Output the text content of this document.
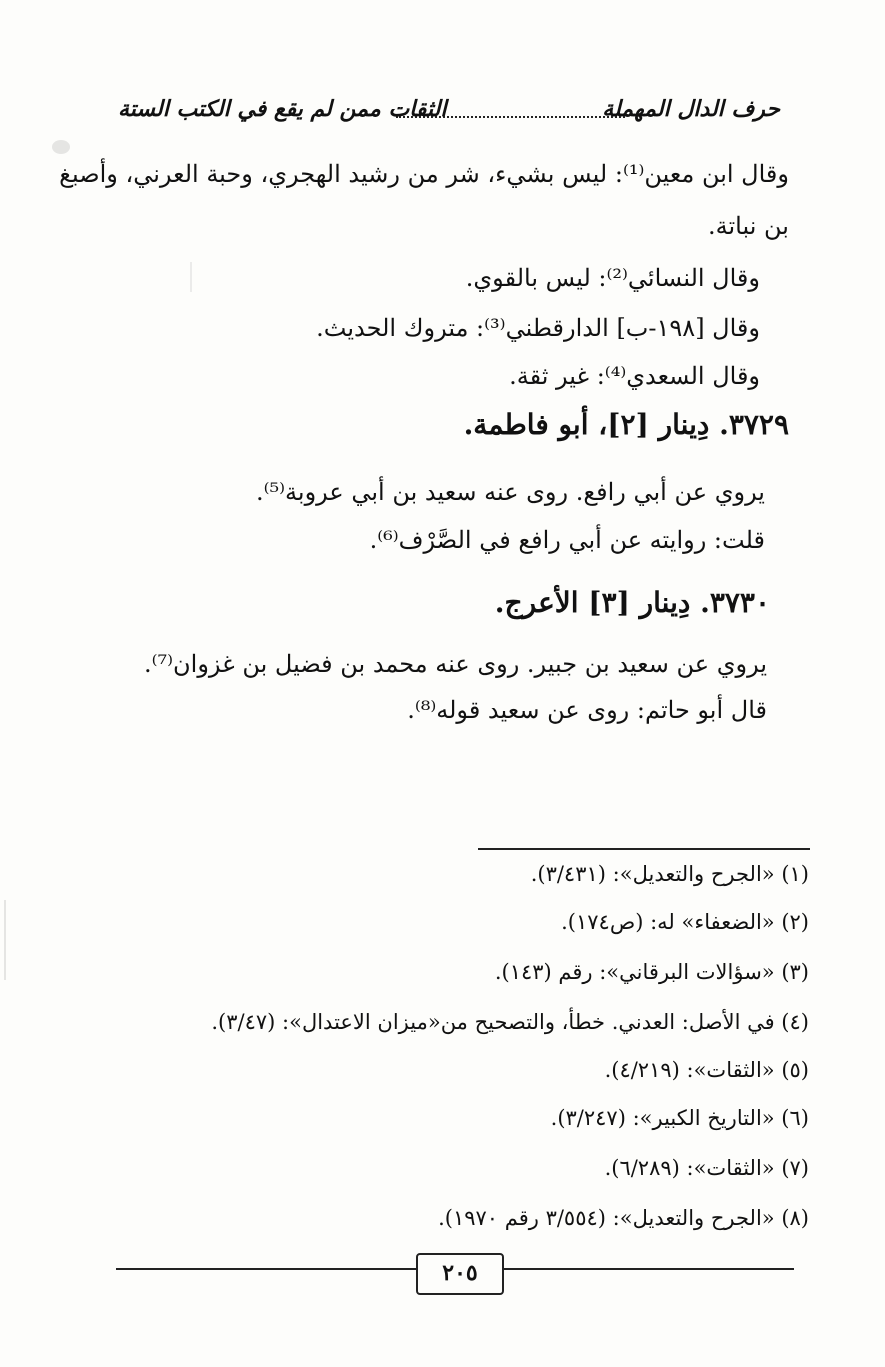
حرف الدال المهملة
الثقات ممن لم يقع في الكتب الستة
وقال ابن معين⁽¹⁾: ليس بشيء، شر من رشيد الهجري، وحبة العرني، وأصبغ
بن نباتة.
وقال النسائي⁽²⁾: ليس بالقوي.
وقال [١٩٨-ب] الدارقطني⁽³⁾: متروك الحديث.
وقال السعدي⁽⁴⁾: غير ثقة.
٣٧٢٩. دِينار [٢]، أبو فاطمة.
يروي عن أبي رافع. روى عنه سعيد بن أبي عروبة⁽⁵⁾.
قلت: روايته عن أبي رافع في الصَّرْف⁽⁶⁾.
٣٧٣٠. دِينار [٣] الأعرج.
يروي عن سعيد بن جبير. روى عنه محمد بن فضيل بن غزوان⁽⁷⁾.
قال أبو حاتم: روى عن سعيد قوله⁽⁸⁾.
(١) «الجرح والتعديل»: (٣/٤٣١).
(٢) «الضعفاء» له: (ص١٧٤).
(٣) «سؤالات البرقاني»: رقم (١٤٣).
(٤) في الأصل: العدني. خطأ، والتصحيح من«ميزان الاعتدال»: (٣/٤٧).
(٥) «الثقات»: (٤/٢١٩).
(٦) «التاريخ الكبير»: (٣/٢٤٧).
(٧) «الثقات»: (٦/٢٨٩).
(٨) «الجرح والتعديل»: (٣/٥٥٤ رقم ١٩٧٠).
٢٠٥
********************
## JOB
Without the pictures, restate all the entries above exactly.

## REPLY TO THE TASK
Output the text content of this document.
حرف الدال المهملة
الثقات ممن لم يقع في الكتب الستة
وقال ابن معين⁽¹⁾: ليس بشيء، شر من رشيد الهجري، وحبة العرني، وأصبغ
بن نباتة.
وقال النسائي⁽²⁾: ليس بالقوي.
وقال [١٩٨-ب] الدارقطني⁽³⁾: متروك الحديث.
وقال السعدي⁽⁴⁾: غير ثقة.
٣٧٢٩. دِينار [٢]، أبو فاطمة.
يروي عن أبي رافع. روى عنه سعيد بن أبي عروبة⁽⁵⁾.
قلت: روايته عن أبي رافع في الصَّرْف⁽⁶⁾.
٣٧٣٠. دِينار [٣] الأعرج.
يروي عن سعيد بن جبير. روى عنه محمد بن فضيل بن غزوان⁽⁷⁾.
قال أبو حاتم: روى عن سعيد قوله⁽⁸⁾.
(١) «الجرح والتعديل»: (٣/٤٣١).
(٢) «الضعفاء» له: (ص١٧٤).
(٣) «سؤالات البرقاني»: رقم (١٤٣).
(٤) في الأصل: العدني. خطأ، والتصحيح من«ميزان الاعتدال»: (٣/٤٧).
(٥) «الثقات»: (٤/٢١٩).
(٦) «التاريخ الكبير»: (٣/٢٤٧).
(٧) «الثقات»: (٦/٢٨٩).
(٨) «الجرح والتعديل»: (٣/٥٥٤ رقم ١٩٧٠).
٢٠٥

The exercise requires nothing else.